Set problem = Every record below should be printed exactly as given.

Extracted material =
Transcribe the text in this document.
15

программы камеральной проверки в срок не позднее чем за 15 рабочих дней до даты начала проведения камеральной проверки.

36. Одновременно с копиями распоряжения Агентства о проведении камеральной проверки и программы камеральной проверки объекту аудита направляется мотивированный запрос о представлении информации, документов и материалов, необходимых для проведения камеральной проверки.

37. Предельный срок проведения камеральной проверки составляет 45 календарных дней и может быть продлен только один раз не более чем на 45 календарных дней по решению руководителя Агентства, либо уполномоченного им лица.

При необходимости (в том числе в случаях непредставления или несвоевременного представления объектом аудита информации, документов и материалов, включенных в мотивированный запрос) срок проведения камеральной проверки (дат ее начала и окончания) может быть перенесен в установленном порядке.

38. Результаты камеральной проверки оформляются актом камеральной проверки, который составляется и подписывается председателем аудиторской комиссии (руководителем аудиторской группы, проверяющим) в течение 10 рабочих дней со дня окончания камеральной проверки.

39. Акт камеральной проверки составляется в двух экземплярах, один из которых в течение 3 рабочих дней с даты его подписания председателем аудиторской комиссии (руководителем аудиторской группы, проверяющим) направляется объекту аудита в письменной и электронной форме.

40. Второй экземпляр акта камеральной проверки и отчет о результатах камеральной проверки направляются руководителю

Complete answer =
Transcribe the text in this document.
15

программы камеральной проверки в срок не позднее чем за 15 рабочих дней до даты начала проведения камеральной проверки.

36. Одновременно с копиями распоряжения Агентства о проведении камеральной проверки и программы камеральной проверки объекту аудита направляется мотивированный запрос о представлении информации, документов и материалов, необходимых для проведения камеральной проверки.

37. Предельный срок проведения камеральной проверки составляет 45 календарных дней и может быть продлен только один раз не более чем на 45 календарных дней по решению руководителя Агентства, либо уполномоченного им лица.

При необходимости (в том числе в случаях непредставления или несвоевременного представления объектом аудита информации, документов и материалов, включенных в мотивированный запрос) срок проведения камеральной проверки (дат ее начала и окончания) может быть перенесен в установленном порядке.

38. Результаты камеральной проверки оформляются актом камеральной проверки, который составляется и подписывается председателем аудиторской комиссии (руководителем аудиторской группы, проверяющим) в течение 10 рабочих дней со дня окончания камеральной проверки.

39. Акт камеральной проверки составляется в двух экземплярах, один из которых в течение 3 рабочих дней с даты его подписания председателем аудиторской комиссии (руководителем аудиторской группы, проверяющим) направляется объекту аудита в письменной и электронной форме.

40. Второй экземпляр акта камеральной проверки и отчет о результатах камеральной проверки направляются руководителю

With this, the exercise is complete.